TASK BRIEF: Without the images, output each record below as it stands.

MATERIAL:

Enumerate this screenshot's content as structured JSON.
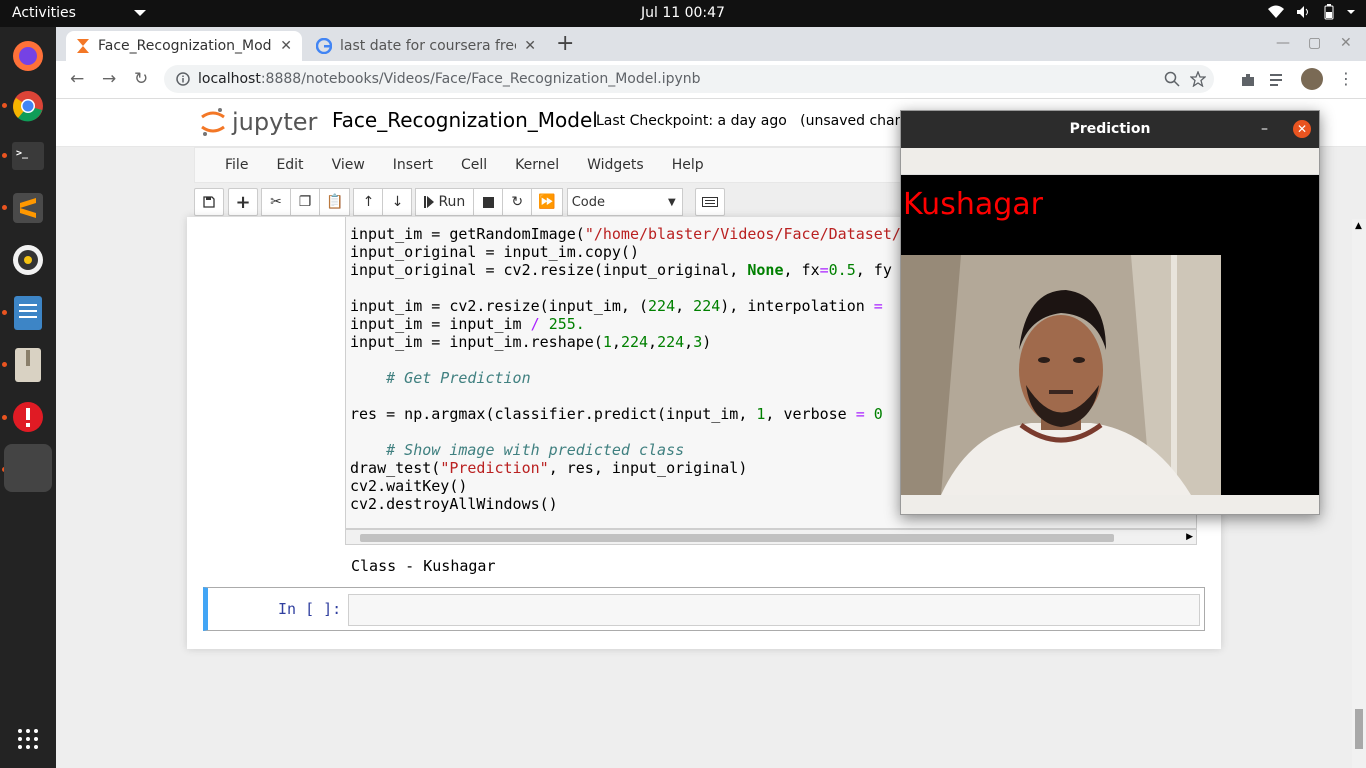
{
  "topbar": {
    "activities": "Activities",
    "clock": "Jul 11  00:47"
  },
  "browser": {
    "tabs": [
      {
        "label": "Face_Recognization_Mod",
        "active": true
      },
      {
        "label": "last date for coursera free",
        "active": false
      }
    ],
    "url_host": "localhost",
    "url_path": ":8888/notebooks/Videos/Face/Face_Recognization_Model.ipynb"
  },
  "jupyter": {
    "logo_text": "jupyter",
    "notebook_title": "Face_Recognization_Model",
    "checkpoint": "Last Checkpoint: a day ago",
    "unsaved": "(unsaved changes)",
    "menus": [
      "File",
      "Edit",
      "View",
      "Insert",
      "Cell",
      "Kernel",
      "Widgets",
      "Help"
    ],
    "toolbar": {
      "run_label": "Run",
      "cell_type": "Code"
    },
    "output": "Class - Kushagar",
    "empty_prompt": "In [ ]:"
  },
  "prediction_window": {
    "title": "Prediction",
    "label": "Kushagar"
  },
  "colors": {
    "accent_cell": "#42a5f5",
    "prediction_text": "#ff0000",
    "ubuntu_orange": "#e95420"
  }
}
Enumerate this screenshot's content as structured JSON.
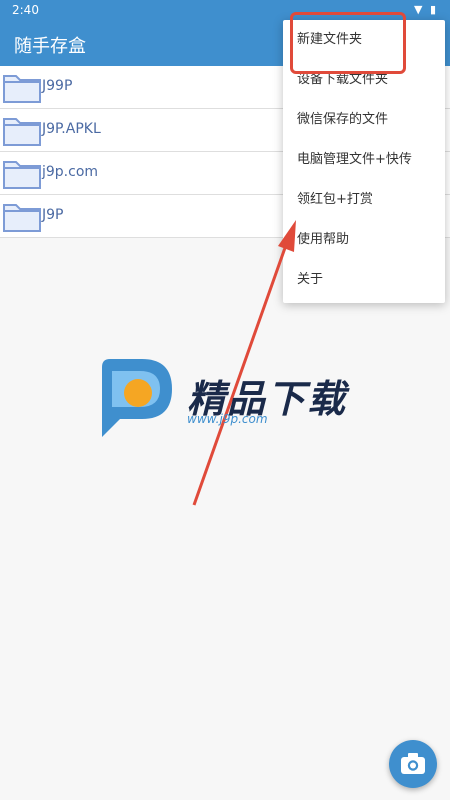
{
  "status": {
    "time": "2:40"
  },
  "appbar": {
    "title": "随手存盒"
  },
  "files": [
    {
      "name": "J99P"
    },
    {
      "name": "J9P.APKL"
    },
    {
      "name": "j9p.com"
    },
    {
      "name": "J9P"
    }
  ],
  "menu": {
    "items": [
      {
        "label": "新建文件夹"
      },
      {
        "label": "设备下载文件夹"
      },
      {
        "label": "微信保存的文件"
      },
      {
        "label": "电脑管理文件+快传"
      },
      {
        "label": "领红包+打赏"
      },
      {
        "label": "使用帮助"
      },
      {
        "label": "关于"
      }
    ]
  },
  "watermark": {
    "brand": "精品下载",
    "url": "www.j9p.com"
  },
  "colors": {
    "primary": "#3f8fce",
    "highlight": "#e04a3a",
    "logo_orange": "#f5a623"
  },
  "icons": [
    "wifi-icon",
    "battery-icon",
    "folder-icon",
    "camera-icon"
  ]
}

PROBLEM SOLUTION:
Enumerate this screenshot's content as structured JSON.
{
  "topbar": {
    "activities": "Activities",
    "clock": "Jul 11  00:47"
  },
  "browser": {
    "tabs": [
      {
        "label": "Face_Recognization_Mod",
        "active": true
      },
      {
        "label": "last date for coursera free",
        "active": false
      }
    ],
    "url_host": "localhost",
    "url_path": ":8888/notebooks/Videos/Face/Face_Recognization_Model.ipynb"
  },
  "jupyter": {
    "logo_text": "jupyter",
    "notebook_title": "Face_Recognization_Model",
    "checkpoint": "Last Checkpoint: a day ago",
    "unsaved": "(unsaved changes)",
    "menus": [
      "File",
      "Edit",
      "View",
      "Insert",
      "Cell",
      "Kernel",
      "Widgets",
      "Help"
    ],
    "toolbar": {
      "run_label": "Run",
      "cell_type": "Code"
    },
    "output": "Class - Kushagar",
    "empty_prompt": "In [ ]:"
  },
  "prediction_window": {
    "title": "Prediction",
    "label": "Kushagar"
  },
  "colors": {
    "accent_cell": "#42a5f5",
    "prediction_text": "#ff0000",
    "ubuntu_orange": "#e95420"
  }
}
Enumerate this screenshot's content as structured JSON.
{
  "status": {
    "time": "2:40"
  },
  "appbar": {
    "title": "随手存盒"
  },
  "files": [
    {
      "name": "J99P"
    },
    {
      "name": "J9P.APKL"
    },
    {
      "name": "j9p.com"
    },
    {
      "name": "J9P"
    }
  ],
  "menu": {
    "items": [
      {
        "label": "新建文件夹"
      },
      {
        "label": "设备下载文件夹"
      },
      {
        "label": "微信保存的文件"
      },
      {
        "label": "电脑管理文件+快传"
      },
      {
        "label": "领红包+打赏"
      },
      {
        "label": "使用帮助"
      },
      {
        "label": "关于"
      }
    ]
  },
  "watermark": {
    "brand": "精品下载",
    "url": "www.j9p.com"
  },
  "colors": {
    "primary": "#3f8fce",
    "highlight": "#e04a3a",
    "logo_orange": "#f5a623"
  },
  "icons": [
    "wifi-icon",
    "battery-icon",
    "folder-icon",
    "camera-icon"
  ]
}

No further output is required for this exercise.